■ **Short problem**
State how many lines of the records contain the string "TIME", and give no other information.

-- begin --

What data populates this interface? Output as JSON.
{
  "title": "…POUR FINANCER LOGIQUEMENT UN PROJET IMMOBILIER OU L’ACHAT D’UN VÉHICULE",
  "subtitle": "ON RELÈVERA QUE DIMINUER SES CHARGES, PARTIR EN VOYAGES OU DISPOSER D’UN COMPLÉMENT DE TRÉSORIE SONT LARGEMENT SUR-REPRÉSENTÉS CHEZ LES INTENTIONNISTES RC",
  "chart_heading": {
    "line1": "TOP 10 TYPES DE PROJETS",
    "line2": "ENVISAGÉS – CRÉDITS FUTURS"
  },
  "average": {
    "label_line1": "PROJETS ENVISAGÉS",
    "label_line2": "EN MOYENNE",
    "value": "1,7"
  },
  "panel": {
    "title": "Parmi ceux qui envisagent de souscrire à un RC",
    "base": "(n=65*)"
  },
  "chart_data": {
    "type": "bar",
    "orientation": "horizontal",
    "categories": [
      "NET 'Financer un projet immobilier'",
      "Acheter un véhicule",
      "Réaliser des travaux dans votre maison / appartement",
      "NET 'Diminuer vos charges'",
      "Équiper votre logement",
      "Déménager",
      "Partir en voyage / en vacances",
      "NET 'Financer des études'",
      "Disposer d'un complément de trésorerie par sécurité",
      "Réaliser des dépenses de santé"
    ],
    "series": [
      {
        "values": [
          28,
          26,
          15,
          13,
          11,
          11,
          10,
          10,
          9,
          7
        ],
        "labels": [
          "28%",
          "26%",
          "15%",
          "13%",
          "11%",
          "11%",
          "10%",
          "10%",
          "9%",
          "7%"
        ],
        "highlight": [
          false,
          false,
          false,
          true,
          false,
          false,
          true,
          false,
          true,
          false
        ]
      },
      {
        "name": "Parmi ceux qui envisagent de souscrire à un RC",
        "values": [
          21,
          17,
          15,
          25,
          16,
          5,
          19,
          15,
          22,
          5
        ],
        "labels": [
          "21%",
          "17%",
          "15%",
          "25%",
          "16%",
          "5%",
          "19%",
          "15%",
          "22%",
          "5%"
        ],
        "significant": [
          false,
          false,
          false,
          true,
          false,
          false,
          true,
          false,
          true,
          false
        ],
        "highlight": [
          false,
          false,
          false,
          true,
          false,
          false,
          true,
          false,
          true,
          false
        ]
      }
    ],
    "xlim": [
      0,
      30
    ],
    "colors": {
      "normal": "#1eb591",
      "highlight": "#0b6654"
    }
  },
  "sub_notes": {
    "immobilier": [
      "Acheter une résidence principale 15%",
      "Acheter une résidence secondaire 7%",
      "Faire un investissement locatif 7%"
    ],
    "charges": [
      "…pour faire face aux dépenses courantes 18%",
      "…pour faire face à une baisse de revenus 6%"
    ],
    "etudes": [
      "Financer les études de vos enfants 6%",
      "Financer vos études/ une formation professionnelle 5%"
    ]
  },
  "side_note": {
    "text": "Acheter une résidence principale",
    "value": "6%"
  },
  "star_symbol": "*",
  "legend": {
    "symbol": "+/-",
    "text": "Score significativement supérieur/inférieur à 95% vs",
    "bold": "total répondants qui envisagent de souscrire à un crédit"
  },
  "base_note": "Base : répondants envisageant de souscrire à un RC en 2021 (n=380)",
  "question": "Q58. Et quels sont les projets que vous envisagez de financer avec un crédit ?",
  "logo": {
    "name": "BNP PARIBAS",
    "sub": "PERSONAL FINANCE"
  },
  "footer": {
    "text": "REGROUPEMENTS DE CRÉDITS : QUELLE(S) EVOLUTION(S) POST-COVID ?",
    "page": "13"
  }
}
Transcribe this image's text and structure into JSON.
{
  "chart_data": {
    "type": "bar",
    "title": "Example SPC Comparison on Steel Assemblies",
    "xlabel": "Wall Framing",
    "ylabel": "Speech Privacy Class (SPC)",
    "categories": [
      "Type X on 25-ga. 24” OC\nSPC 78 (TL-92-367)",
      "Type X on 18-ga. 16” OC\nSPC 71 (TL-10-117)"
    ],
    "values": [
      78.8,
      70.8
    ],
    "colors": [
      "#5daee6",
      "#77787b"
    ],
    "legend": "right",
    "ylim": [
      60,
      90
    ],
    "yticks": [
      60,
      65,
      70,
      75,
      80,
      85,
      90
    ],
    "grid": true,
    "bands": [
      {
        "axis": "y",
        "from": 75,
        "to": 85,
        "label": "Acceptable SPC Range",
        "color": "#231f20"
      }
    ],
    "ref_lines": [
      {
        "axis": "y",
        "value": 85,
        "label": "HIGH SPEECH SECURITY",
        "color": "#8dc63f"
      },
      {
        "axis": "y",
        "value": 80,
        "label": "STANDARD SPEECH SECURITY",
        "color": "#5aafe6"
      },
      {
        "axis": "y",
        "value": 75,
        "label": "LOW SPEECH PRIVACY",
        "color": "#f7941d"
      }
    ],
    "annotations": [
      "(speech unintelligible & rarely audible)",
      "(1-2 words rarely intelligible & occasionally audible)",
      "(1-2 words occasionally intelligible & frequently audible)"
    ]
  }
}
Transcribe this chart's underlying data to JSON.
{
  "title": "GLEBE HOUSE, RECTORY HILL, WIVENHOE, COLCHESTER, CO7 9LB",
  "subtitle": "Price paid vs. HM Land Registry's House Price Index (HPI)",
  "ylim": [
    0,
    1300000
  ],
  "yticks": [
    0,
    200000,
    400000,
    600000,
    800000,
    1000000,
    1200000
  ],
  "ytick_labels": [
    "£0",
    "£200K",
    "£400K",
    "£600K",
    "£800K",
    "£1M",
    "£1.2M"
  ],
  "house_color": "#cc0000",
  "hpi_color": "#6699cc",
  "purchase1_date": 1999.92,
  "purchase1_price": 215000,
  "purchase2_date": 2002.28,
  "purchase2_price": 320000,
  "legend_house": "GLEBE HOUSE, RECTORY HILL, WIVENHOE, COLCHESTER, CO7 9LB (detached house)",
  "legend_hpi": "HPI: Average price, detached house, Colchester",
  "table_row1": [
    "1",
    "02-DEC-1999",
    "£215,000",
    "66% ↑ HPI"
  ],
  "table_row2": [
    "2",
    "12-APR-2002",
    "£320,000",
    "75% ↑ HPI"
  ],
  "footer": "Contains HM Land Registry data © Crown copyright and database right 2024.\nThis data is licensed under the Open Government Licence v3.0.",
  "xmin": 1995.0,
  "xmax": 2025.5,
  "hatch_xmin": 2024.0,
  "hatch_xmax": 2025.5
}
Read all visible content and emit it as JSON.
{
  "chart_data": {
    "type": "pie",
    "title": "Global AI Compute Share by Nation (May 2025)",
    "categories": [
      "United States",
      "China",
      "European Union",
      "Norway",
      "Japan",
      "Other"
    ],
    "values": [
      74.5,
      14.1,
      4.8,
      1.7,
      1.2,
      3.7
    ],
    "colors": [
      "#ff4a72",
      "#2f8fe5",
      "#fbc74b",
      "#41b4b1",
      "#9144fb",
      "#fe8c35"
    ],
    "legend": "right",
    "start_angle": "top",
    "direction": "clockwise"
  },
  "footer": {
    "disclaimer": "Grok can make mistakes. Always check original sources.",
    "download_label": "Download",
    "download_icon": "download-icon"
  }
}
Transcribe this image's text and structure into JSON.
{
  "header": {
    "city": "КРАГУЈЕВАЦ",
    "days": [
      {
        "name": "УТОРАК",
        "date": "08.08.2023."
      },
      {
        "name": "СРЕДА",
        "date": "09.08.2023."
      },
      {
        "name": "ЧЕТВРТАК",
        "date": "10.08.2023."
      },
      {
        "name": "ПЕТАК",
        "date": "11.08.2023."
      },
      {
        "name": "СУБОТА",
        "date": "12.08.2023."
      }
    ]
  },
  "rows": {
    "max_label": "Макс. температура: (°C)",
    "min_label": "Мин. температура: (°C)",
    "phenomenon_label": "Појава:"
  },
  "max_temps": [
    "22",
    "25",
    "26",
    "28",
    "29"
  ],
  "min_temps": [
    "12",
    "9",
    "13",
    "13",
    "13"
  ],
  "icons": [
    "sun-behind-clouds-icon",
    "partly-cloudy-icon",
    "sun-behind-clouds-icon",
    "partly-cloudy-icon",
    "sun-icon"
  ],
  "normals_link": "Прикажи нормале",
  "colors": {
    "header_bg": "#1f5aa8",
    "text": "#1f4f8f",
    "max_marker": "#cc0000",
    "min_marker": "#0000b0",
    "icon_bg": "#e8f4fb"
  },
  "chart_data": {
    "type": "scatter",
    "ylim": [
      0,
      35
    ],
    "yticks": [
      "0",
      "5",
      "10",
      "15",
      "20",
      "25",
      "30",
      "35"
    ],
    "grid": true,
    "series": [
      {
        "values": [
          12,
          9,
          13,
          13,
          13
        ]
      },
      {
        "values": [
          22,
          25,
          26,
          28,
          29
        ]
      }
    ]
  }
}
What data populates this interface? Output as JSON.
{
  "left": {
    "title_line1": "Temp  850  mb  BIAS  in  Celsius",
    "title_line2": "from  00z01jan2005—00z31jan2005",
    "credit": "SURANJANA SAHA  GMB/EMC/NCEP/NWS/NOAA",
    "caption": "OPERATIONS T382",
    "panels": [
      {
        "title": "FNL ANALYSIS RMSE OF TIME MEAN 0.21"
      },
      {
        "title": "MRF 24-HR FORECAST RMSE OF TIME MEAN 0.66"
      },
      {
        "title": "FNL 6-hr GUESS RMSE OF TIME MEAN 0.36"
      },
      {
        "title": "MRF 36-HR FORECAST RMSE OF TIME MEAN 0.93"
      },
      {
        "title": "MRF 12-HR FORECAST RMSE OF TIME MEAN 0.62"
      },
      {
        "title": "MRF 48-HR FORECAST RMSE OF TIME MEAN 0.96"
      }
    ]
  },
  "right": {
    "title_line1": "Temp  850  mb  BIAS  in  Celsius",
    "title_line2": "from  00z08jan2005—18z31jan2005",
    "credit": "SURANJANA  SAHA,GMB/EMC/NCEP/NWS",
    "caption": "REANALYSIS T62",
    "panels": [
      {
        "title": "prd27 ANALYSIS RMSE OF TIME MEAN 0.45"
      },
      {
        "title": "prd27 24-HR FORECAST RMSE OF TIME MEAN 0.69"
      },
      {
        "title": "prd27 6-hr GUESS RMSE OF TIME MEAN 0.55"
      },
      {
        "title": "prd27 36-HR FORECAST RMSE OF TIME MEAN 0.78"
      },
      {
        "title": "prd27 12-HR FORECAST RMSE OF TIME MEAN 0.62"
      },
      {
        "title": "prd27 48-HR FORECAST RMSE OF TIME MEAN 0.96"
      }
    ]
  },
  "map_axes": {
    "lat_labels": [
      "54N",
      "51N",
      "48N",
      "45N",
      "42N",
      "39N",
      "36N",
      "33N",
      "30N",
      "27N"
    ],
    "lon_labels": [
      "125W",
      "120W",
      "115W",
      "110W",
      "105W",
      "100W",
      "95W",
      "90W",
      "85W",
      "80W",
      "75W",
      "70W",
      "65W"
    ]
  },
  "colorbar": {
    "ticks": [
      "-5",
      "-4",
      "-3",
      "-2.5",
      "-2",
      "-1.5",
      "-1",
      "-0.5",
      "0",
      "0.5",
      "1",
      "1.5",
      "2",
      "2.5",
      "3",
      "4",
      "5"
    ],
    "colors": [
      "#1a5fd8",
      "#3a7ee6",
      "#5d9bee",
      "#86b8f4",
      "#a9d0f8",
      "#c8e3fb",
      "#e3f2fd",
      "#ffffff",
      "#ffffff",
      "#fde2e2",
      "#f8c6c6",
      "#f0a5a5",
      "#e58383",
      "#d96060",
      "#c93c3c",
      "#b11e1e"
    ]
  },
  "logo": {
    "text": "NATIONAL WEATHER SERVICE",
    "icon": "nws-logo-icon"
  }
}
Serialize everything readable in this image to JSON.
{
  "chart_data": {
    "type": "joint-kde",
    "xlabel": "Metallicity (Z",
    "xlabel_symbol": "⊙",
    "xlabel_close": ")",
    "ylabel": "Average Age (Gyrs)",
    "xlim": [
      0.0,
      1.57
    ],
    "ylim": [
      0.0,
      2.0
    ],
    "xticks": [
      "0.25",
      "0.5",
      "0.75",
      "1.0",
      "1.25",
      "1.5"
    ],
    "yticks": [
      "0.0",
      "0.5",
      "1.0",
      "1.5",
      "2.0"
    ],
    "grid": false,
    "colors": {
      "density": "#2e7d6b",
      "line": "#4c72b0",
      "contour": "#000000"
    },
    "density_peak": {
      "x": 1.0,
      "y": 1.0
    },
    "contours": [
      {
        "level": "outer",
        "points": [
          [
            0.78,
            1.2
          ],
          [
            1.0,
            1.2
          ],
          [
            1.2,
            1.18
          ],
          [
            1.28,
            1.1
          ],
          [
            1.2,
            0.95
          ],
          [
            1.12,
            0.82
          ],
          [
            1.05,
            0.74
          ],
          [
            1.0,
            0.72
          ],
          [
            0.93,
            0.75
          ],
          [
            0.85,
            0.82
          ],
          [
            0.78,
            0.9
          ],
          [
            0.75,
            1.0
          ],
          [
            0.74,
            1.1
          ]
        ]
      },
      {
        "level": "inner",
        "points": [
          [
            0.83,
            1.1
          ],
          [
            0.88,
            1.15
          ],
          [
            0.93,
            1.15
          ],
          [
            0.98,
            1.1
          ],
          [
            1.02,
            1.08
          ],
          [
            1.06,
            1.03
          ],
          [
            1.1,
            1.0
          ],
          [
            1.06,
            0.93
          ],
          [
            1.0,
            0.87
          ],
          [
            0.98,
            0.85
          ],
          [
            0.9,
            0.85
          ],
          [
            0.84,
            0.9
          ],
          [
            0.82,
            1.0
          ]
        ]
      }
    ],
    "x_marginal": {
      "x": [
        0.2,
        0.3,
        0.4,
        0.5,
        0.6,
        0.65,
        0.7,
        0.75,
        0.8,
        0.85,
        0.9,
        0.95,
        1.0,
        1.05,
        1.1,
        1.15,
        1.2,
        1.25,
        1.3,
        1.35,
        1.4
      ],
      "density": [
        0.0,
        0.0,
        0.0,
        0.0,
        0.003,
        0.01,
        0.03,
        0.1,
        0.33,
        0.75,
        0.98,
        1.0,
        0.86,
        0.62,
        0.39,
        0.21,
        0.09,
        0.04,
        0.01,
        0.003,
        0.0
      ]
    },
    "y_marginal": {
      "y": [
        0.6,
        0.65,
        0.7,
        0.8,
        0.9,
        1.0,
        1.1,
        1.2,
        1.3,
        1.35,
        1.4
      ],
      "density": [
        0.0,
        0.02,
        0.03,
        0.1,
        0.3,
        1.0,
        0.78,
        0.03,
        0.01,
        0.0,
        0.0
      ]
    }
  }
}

-- end --

■ **Reply**
12